* BEGIN *
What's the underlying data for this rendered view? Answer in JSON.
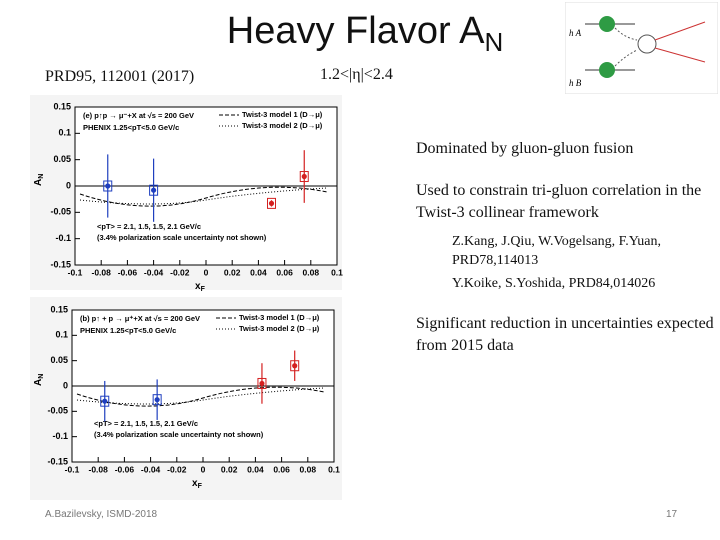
{
  "title": {
    "text": "Heavy Flavor A",
    "subscript": "N"
  },
  "reference": "PRD95, 112001 (2017)",
  "eta_range": "1.2<|η|<2.4",
  "diagram": {
    "labels": [
      "h A",
      "h B"
    ]
  },
  "bullets": [
    {
      "text": "Dominated by gluon-gluon fusion"
    },
    {
      "text": "Used to constrain tri-gluon correlation in the Twist-3 collinear framework",
      "refs": [
        "Z.Kang, J.Qiu, W.Vogelsang, F.Yuan, PRD78,114013",
        "Y.Koike, S.Yoshida, PRD84,014026"
      ]
    },
    {
      "text": "Significant reduction in uncertainties expected from 2015 data"
    }
  ],
  "plots": [
    {
      "panel": "(e) p↑p → μ⁻+X at √s = 200 GeV",
      "experiment": "PHENIX  1.25<pT<5.0 GeV/c",
      "legend": [
        "Twist-3 model 1 (D→μ)",
        "Twist-3 model 2 (D→μ)"
      ],
      "note": [
        "<pT> = 2.1, 1.5, 1.5, 2.1 GeV/c",
        "(3.4% polarization scale uncertainty not shown)"
      ],
      "xlabel": "x",
      "xlabel_sub": "F",
      "ylabel": "A",
      "ylabel_sub": "N",
      "xlim": [
        -0.1,
        0.1
      ],
      "ylim": [
        -0.15,
        0.15
      ],
      "xticks": [
        -0.1,
        -0.08,
        -0.06,
        -0.04,
        -0.02,
        0,
        0.02,
        0.04,
        0.06,
        0.08,
        0.1
      ],
      "yticks": [
        -0.15,
        -0.1,
        -0.05,
        0,
        0.05,
        0.1,
        0.15
      ],
      "series": [
        {
          "color": "#1f3fbf",
          "x": [
            -0.075,
            -0.04
          ],
          "y": [
            0.0,
            -0.008
          ],
          "err": [
            0.06,
            0.06
          ]
        },
        {
          "color": "#d42020",
          "x": [
            0.05,
            0.075
          ],
          "y": [
            -0.033,
            0.018
          ],
          "err": [
            0.006,
            0.05
          ]
        }
      ]
    },
    {
      "panel": "(b) p↑ + p → μ⁺+X at √s = 200 GeV",
      "experiment": "PHENIX  1.25<pT<5.0 GeV/c",
      "legend": [
        "Twist-3 model 1 (D→μ)",
        "Twist-3 model 2 (D→μ)"
      ],
      "note": [
        "<pT> = 2.1, 1.5, 1.5, 2.1 GeV/c",
        "(3.4% polarization scale uncertainty not shown)"
      ],
      "xlabel": "x",
      "xlabel_sub": "F",
      "ylabel": "A",
      "ylabel_sub": "N",
      "xlim": [
        -0.1,
        0.1
      ],
      "ylim": [
        -0.15,
        0.15
      ],
      "xticks": [
        -0.1,
        -0.08,
        -0.06,
        -0.04,
        -0.02,
        0,
        0.02,
        0.04,
        0.06,
        0.08,
        0.1
      ],
      "yticks": [
        -0.15,
        -0.1,
        -0.05,
        0,
        0.05,
        0.1,
        0.15
      ],
      "series": [
        {
          "color": "#1f3fbf",
          "x": [
            -0.075,
            -0.035
          ],
          "y": [
            -0.03,
            -0.027
          ],
          "err": [
            0.04,
            0.04
          ]
        },
        {
          "color": "#d42020",
          "x": [
            0.045,
            0.07
          ],
          "y": [
            0.005,
            0.04
          ],
          "err": [
            0.04,
            0.03
          ]
        }
      ]
    }
  ],
  "footer": {
    "author": "A.Bazilevsky, ISMD-2018",
    "page": "17"
  }
}
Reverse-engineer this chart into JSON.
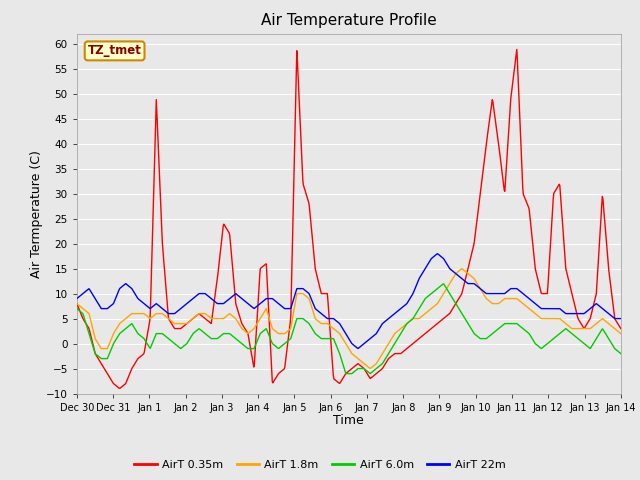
{
  "title": "Air Temperature Profile",
  "xlabel": "Time",
  "ylabel": "Air Termperature (C)",
  "ylim": [
    -10,
    62
  ],
  "yticks": [
    -10,
    -5,
    0,
    5,
    10,
    15,
    20,
    25,
    30,
    35,
    40,
    45,
    50,
    55,
    60
  ],
  "annotation_text": "TZ_tmet",
  "annotation_box_color": "#FFFFCC",
  "annotation_box_edge": "#CC8800",
  "annotation_text_color": "#880000",
  "bg_color": "#E8E8E8",
  "legend_entries": [
    "AirT 0.35m",
    "AirT 1.8m",
    "AirT 6.0m",
    "AirT 22m"
  ],
  "line_colors": [
    "#FF0000",
    "#FFA500",
    "#00CC00",
    "#0000FF"
  ],
  "line_width": 1.0,
  "x_tick_labels": [
    "Dec 30",
    "Dec 31",
    "Jan 1",
    "Jan 2",
    "Jan 3",
    "Jan 4",
    "Jan 5",
    "Jan 6",
    "Jan 7",
    "Jan 8",
    "Jan 9",
    "Jan 10",
    "Jan 11",
    "Jan 12",
    "Jan 13",
    "Jan 14"
  ]
}
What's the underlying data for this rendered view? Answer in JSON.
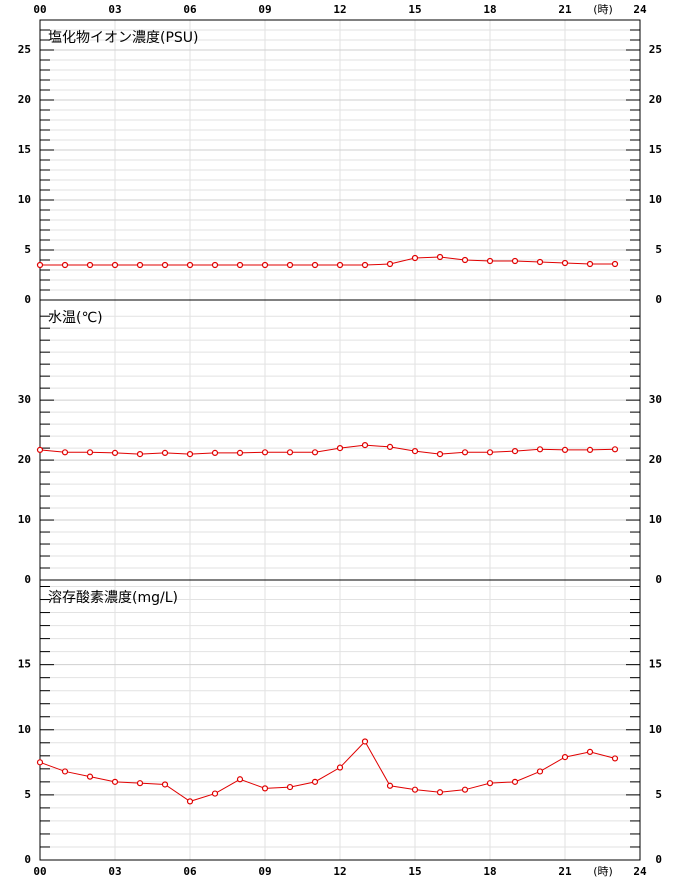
{
  "chart_data": [
    {
      "type": "line",
      "title": "塩化物イオン濃度(PSU)",
      "xlabel": "(時)",
      "x": [
        0,
        1,
        2,
        3,
        4,
        5,
        6,
        7,
        8,
        9,
        10,
        11,
        12,
        13,
        14,
        15,
        16,
        17,
        18,
        19,
        20,
        21,
        22,
        23
      ],
      "values": [
        3.5,
        3.5,
        3.5,
        3.5,
        3.5,
        3.5,
        3.5,
        3.5,
        3.5,
        3.5,
        3.5,
        3.5,
        3.5,
        3.5,
        3.6,
        4.2,
        4.3,
        4.0,
        3.9,
        3.9,
        3.8,
        3.7,
        3.6,
        3.6
      ],
      "color": "#e00000",
      "xlim": [
        0,
        24
      ],
      "xticks": [
        {
          "value": 0,
          "label": "00"
        },
        {
          "value": 3,
          "label": "03"
        },
        {
          "value": 6,
          "label": "06"
        },
        {
          "value": 9,
          "label": "09"
        },
        {
          "value": 12,
          "label": "12"
        },
        {
          "value": 15,
          "label": "15"
        },
        {
          "value": 18,
          "label": "18"
        },
        {
          "value": 21,
          "label": "21"
        },
        {
          "value": 24,
          "label": "24"
        }
      ],
      "ylim": [
        0,
        28
      ],
      "yticks": [
        0,
        5,
        10,
        15,
        20,
        25
      ],
      "minor_yticks": [
        1,
        2,
        3,
        4,
        6,
        7,
        8,
        9,
        11,
        12,
        13,
        14,
        16,
        17,
        18,
        19,
        21,
        22,
        23,
        24,
        26,
        27
      ],
      "grid": true
    },
    {
      "type": "line",
      "title": "水温(℃)",
      "x": [
        0,
        1,
        2,
        3,
        4,
        5,
        6,
        7,
        8,
        9,
        10,
        11,
        12,
        13,
        14,
        15,
        16,
        17,
        18,
        19,
        20,
        21,
        22,
        23
      ],
      "values": [
        21.7,
        21.3,
        21.3,
        21.2,
        21.0,
        21.2,
        21.0,
        21.2,
        21.2,
        21.3,
        21.3,
        21.3,
        22.0,
        22.5,
        22.2,
        21.5,
        21.0,
        21.3,
        21.3,
        21.5,
        21.8,
        21.7,
        21.7,
        21.8
      ],
      "color": "#e00000",
      "xlim": [
        0,
        24
      ],
      "xticks": [
        0,
        3,
        6,
        9,
        12,
        15,
        18,
        21,
        24
      ],
      "ylim": [
        0,
        46.7
      ],
      "yticks": [
        0,
        10,
        20,
        30
      ],
      "minor_yticks": [
        2,
        4,
        6,
        8,
        12,
        14,
        16,
        18,
        22,
        24,
        26,
        28,
        32,
        34,
        36,
        38,
        40,
        42,
        44
      ],
      "grid": true
    },
    {
      "type": "line",
      "title": "溶存酸素濃度(mg/L)",
      "xlabel": "(時)",
      "x": [
        0,
        1,
        2,
        3,
        4,
        5,
        6,
        7,
        8,
        9,
        10,
        11,
        12,
        13,
        14,
        15,
        16,
        17,
        18,
        19,
        20,
        21,
        22,
        23
      ],
      "values": [
        7.5,
        6.8,
        6.4,
        6.0,
        5.9,
        5.8,
        4.5,
        5.1,
        6.2,
        5.5,
        5.6,
        6.0,
        7.1,
        9.1,
        5.7,
        5.4,
        5.2,
        5.4,
        5.9,
        6.0,
        6.8,
        7.9,
        8.3,
        7.8
      ],
      "color": "#e00000",
      "xlim": [
        0,
        24
      ],
      "xticks": [
        {
          "value": 0,
          "label": "00"
        },
        {
          "value": 3,
          "label": "03"
        },
        {
          "value": 6,
          "label": "06"
        },
        {
          "value": 9,
          "label": "09"
        },
        {
          "value": 12,
          "label": "12"
        },
        {
          "value": 15,
          "label": "15"
        },
        {
          "value": 18,
          "label": "18"
        },
        {
          "value": 21,
          "label": "21"
        },
        {
          "value": 24,
          "label": "24"
        }
      ],
      "ylim": [
        0,
        21.5
      ],
      "yticks": [
        0,
        5,
        10,
        15
      ],
      "minor_yticks": [
        1,
        2,
        3,
        4,
        6,
        7,
        8,
        9,
        11,
        12,
        13,
        14,
        16,
        17,
        18,
        19,
        20,
        21
      ],
      "grid": true
    }
  ]
}
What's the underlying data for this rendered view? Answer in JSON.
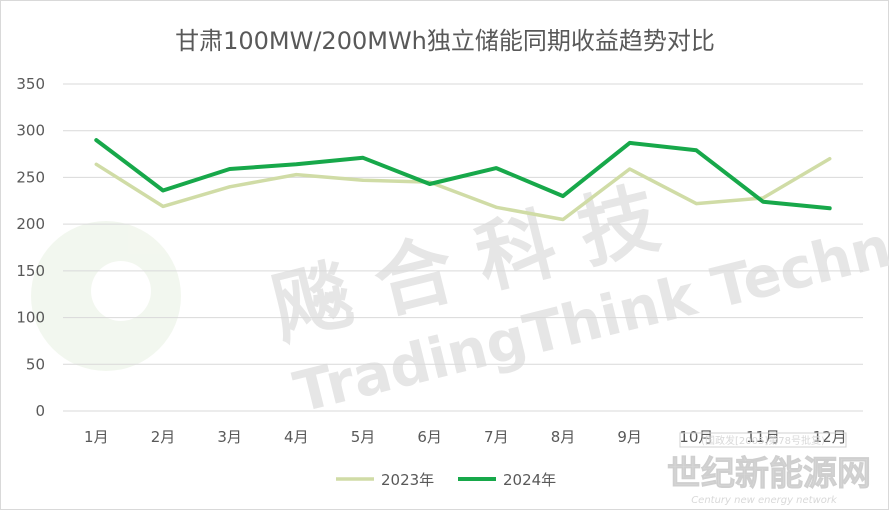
{
  "chart_data": {
    "type": "line",
    "title": "甘肃100MW/200MWh独立储能同期收益趋势对比",
    "xlabel": "",
    "ylabel": "",
    "categories": [
      "1月",
      "2月",
      "3月",
      "4月",
      "5月",
      "6月",
      "7月",
      "8月",
      "9月",
      "10月",
      "11月",
      "12月"
    ],
    "series": [
      {
        "name": "2023年",
        "color": "#d0dca6",
        "values": [
          264,
          219,
          240,
          253,
          247,
          245,
          218,
          205,
          259,
          222,
          228,
          270
        ]
      },
      {
        "name": "2024年",
        "color": "#17a84a",
        "values": [
          290,
          236,
          259,
          264,
          271,
          243,
          260,
          230,
          287,
          279,
          224,
          217
        ]
      }
    ],
    "ylim": [
      0,
      350
    ],
    "yticks": [
      "0",
      "50",
      "100",
      "150",
      "200",
      "250",
      "300",
      "350"
    ],
    "grid": true,
    "legend": "bottom"
  },
  "watermark": {
    "cn": "飚 合 科 技",
    "en": "TradingThink Technology"
  },
  "footer": {
    "note": "(国政发[2005]第78号批复)",
    "site": "世纪新能源网",
    "site_en": "Century new energy network"
  }
}
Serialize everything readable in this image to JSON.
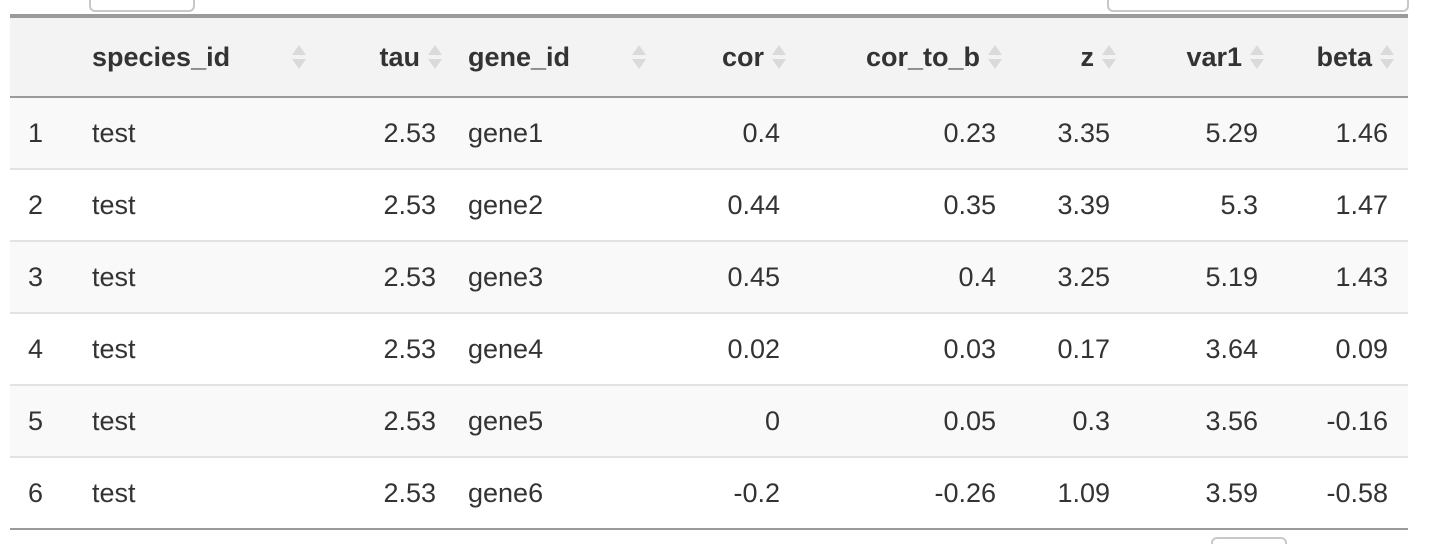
{
  "table": {
    "columns": [
      {
        "key": "idx",
        "label": "",
        "align": "idx",
        "sortable": false
      },
      {
        "key": "species_id",
        "label": "species_id",
        "align": "left",
        "sortable": true
      },
      {
        "key": "tau",
        "label": "tau",
        "align": "right",
        "sortable": true
      },
      {
        "key": "gene_id",
        "label": "gene_id",
        "align": "left",
        "sortable": true
      },
      {
        "key": "cor",
        "label": "cor",
        "align": "right",
        "sortable": true
      },
      {
        "key": "cor_to_b",
        "label": "cor_to_b",
        "align": "right",
        "sortable": true
      },
      {
        "key": "z",
        "label": "z",
        "align": "right",
        "sortable": true
      },
      {
        "key": "var1",
        "label": "var1",
        "align": "right",
        "sortable": true
      },
      {
        "key": "beta",
        "label": "beta",
        "align": "right",
        "sortable": true
      }
    ],
    "rows": [
      [
        "1",
        "test",
        "2.53",
        "gene1",
        "0.4",
        "0.23",
        "3.35",
        "5.29",
        "1.46"
      ],
      [
        "2",
        "test",
        "2.53",
        "gene2",
        "0.44",
        "0.35",
        "3.39",
        "5.3",
        "1.47"
      ],
      [
        "3",
        "test",
        "2.53",
        "gene3",
        "0.45",
        "0.4",
        "3.25",
        "5.19",
        "1.43"
      ],
      [
        "4",
        "test",
        "2.53",
        "gene4",
        "0.02",
        "0.03",
        "0.17",
        "3.64",
        "0.09"
      ],
      [
        "5",
        "test",
        "2.53",
        "gene5",
        "0",
        "0.05",
        "0.3",
        "3.56",
        "-0.16"
      ],
      [
        "6",
        "test",
        "2.53",
        "gene6",
        "-0.2",
        "-0.26",
        "1.09",
        "3.59",
        "-0.58"
      ]
    ]
  },
  "colors": {
    "header_bg": "#f3f3f3",
    "stripe": "#f9f9f9",
    "border": "#9a9a9a",
    "sort_icon": "#dadada"
  },
  "icons": {
    "sort": "sort-both-icon"
  }
}
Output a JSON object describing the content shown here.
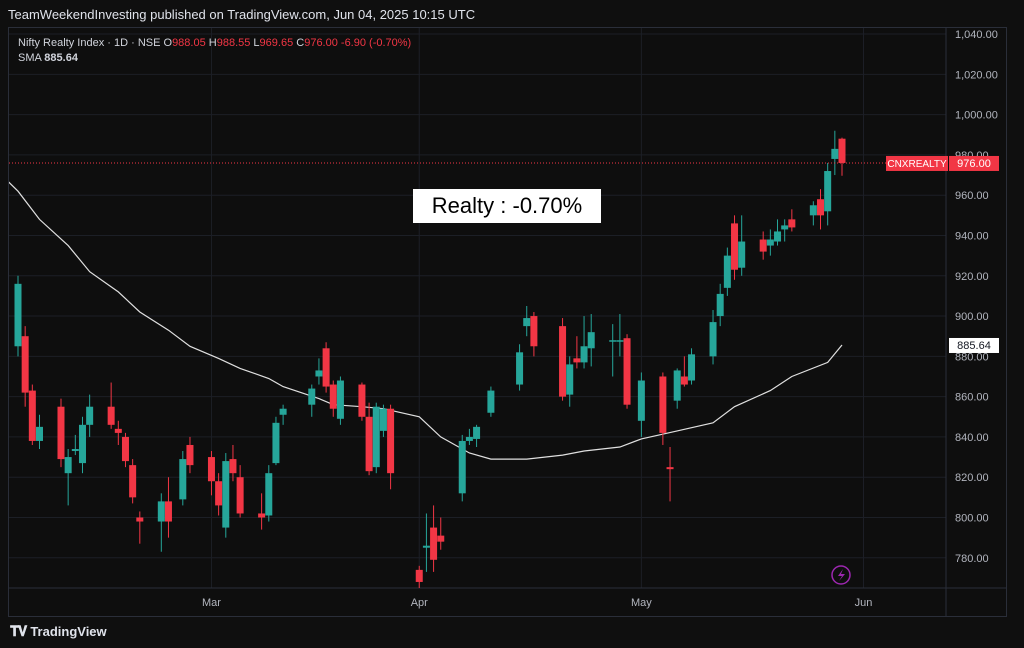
* END *
Of the lines in this material, state how many hold the string "gluon". Write no other words.

FINAL RESULT: 2